#### RECORD EXTRACTS:

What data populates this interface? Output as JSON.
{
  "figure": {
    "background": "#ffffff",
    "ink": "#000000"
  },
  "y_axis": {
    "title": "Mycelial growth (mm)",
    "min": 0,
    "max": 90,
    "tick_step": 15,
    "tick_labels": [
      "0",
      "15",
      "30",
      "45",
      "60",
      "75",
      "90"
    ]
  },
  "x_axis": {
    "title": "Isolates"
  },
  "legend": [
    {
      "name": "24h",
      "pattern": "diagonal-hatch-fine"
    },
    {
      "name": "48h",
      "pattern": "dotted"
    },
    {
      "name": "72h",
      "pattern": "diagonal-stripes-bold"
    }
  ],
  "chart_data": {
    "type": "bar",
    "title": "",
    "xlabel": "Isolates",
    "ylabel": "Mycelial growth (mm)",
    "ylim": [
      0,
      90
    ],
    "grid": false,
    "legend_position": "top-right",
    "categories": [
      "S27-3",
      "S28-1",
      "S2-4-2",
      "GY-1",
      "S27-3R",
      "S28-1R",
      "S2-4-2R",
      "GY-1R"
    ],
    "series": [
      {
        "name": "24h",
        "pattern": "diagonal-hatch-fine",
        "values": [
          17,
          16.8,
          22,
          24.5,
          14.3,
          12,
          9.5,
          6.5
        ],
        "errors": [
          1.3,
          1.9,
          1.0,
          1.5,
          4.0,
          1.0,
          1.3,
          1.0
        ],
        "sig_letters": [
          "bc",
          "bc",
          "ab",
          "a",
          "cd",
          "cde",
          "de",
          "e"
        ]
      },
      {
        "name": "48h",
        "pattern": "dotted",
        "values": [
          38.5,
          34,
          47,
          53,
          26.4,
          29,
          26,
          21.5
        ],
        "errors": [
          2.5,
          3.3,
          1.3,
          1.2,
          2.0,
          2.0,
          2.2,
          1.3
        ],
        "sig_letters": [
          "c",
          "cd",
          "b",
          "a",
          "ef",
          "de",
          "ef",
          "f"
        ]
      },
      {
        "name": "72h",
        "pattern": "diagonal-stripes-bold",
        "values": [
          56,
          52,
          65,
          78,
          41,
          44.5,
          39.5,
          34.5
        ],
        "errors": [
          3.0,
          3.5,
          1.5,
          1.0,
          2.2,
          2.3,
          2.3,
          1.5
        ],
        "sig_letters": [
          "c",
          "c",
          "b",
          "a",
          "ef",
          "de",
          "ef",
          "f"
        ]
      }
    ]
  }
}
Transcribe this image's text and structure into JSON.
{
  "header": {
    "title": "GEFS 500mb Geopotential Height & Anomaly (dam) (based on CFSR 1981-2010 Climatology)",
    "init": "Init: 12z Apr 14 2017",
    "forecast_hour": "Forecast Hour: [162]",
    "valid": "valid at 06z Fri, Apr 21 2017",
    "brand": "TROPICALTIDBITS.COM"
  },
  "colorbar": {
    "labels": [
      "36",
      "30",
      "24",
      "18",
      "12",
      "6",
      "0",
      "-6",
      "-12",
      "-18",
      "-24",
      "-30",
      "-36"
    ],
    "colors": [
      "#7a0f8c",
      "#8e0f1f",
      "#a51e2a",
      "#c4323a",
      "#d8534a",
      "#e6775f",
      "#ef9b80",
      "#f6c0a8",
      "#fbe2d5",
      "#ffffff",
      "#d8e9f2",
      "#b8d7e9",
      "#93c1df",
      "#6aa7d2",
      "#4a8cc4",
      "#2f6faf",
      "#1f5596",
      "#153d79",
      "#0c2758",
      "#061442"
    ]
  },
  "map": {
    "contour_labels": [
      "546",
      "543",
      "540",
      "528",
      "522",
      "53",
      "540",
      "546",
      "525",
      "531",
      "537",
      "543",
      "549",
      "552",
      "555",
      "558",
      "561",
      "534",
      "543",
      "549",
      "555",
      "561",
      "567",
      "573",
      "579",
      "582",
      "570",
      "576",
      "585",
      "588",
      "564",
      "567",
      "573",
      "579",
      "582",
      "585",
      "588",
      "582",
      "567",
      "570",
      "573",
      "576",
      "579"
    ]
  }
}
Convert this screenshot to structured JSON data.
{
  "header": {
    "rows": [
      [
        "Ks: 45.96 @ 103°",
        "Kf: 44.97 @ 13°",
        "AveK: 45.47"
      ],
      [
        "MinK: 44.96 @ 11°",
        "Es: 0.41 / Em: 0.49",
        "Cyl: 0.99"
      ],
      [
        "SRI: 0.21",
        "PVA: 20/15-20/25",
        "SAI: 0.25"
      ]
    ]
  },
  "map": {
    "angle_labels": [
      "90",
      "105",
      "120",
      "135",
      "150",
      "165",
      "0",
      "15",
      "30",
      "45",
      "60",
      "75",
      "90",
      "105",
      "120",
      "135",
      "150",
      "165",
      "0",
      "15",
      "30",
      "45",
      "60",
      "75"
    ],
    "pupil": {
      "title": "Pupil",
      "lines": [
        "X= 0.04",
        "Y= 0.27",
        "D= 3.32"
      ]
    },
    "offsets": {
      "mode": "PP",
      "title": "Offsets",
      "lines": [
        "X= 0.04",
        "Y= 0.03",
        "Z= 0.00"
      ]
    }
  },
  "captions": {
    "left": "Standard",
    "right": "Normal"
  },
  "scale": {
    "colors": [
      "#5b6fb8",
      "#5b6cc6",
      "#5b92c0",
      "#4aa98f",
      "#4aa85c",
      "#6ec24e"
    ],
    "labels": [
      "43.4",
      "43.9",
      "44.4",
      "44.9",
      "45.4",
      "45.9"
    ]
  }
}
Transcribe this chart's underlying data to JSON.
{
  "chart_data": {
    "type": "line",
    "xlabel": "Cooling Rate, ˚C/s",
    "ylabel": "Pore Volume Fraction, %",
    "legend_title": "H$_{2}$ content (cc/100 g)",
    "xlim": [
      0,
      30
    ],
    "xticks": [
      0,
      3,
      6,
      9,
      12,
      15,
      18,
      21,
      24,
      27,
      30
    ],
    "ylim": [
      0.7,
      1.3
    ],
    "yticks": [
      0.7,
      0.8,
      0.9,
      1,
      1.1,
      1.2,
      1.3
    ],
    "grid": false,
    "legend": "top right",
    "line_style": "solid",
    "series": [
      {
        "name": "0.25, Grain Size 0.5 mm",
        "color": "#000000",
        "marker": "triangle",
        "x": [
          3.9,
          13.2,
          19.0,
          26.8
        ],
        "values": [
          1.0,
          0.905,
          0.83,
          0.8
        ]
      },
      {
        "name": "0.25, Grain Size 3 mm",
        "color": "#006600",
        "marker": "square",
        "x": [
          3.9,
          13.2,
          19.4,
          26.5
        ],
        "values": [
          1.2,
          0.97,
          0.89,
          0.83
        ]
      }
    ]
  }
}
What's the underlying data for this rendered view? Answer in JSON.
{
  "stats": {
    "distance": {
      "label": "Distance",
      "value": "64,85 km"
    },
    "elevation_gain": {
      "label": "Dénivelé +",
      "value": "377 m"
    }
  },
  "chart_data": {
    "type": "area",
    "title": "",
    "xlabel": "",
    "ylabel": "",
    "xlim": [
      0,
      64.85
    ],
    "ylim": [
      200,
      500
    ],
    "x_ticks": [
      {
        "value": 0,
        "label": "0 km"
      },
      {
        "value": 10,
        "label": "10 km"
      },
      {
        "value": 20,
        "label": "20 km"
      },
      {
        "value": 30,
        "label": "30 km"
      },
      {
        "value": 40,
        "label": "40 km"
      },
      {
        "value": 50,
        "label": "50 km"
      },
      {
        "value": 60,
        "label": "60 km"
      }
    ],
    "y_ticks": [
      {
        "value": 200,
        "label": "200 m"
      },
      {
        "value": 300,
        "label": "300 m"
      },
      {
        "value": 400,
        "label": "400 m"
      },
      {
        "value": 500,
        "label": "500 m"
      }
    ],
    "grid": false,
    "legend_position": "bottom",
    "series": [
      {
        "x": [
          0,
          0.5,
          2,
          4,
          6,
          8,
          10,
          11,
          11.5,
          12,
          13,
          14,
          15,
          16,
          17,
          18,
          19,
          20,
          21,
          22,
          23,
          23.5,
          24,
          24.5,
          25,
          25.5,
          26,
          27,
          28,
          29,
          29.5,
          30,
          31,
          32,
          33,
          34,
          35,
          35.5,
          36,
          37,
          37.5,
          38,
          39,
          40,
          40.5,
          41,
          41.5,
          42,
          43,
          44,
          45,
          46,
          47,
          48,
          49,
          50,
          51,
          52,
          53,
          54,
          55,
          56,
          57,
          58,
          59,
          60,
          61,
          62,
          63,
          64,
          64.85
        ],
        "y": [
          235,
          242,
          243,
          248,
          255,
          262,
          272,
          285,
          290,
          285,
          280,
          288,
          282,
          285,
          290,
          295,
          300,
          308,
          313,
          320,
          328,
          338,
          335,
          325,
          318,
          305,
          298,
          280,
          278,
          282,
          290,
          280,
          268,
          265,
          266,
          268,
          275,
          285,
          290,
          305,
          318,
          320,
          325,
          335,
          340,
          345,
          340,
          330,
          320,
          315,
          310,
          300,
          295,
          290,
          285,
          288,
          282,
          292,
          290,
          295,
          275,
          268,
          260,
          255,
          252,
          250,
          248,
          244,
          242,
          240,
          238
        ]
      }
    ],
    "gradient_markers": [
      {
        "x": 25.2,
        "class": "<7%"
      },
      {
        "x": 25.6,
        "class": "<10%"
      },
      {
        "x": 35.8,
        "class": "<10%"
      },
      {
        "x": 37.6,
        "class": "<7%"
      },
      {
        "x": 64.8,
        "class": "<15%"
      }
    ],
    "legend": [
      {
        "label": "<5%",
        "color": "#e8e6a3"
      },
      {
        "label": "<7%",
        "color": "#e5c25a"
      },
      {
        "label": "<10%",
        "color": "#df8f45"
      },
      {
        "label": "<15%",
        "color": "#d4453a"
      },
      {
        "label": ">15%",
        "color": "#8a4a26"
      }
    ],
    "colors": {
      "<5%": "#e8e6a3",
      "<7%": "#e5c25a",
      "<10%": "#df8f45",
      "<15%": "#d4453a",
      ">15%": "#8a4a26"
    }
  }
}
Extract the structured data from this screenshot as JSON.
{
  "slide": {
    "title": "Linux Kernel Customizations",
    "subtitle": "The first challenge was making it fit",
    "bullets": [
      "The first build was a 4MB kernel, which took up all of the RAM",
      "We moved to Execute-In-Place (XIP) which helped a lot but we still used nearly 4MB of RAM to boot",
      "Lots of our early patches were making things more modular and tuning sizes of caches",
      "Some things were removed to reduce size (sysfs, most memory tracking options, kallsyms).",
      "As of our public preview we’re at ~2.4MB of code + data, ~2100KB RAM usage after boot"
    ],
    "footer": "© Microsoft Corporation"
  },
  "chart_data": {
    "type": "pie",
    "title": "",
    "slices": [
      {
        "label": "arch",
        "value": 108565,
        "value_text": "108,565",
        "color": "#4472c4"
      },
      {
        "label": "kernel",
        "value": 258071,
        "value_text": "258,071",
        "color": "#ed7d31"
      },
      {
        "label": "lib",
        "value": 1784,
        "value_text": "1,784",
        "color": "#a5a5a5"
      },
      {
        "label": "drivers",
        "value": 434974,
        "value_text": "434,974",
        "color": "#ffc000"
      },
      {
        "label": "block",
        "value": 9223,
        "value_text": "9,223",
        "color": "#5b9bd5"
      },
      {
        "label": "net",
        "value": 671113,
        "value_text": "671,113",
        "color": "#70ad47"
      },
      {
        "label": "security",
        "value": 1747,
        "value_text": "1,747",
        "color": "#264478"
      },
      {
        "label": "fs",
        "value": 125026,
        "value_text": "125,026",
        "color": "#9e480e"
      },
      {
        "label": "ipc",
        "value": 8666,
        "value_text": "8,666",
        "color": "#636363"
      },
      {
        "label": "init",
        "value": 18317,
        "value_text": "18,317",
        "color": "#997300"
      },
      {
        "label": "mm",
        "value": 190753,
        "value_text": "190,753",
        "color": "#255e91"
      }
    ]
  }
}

#### EXERCISE OBJECTIVE:
Search the preceding listing for the word "structured" and pull out every line that holds it.

#### ANSWER IN FULL:
Convert this screenshot to structured JSON data.
Extract the structured data from this screenshot as JSON.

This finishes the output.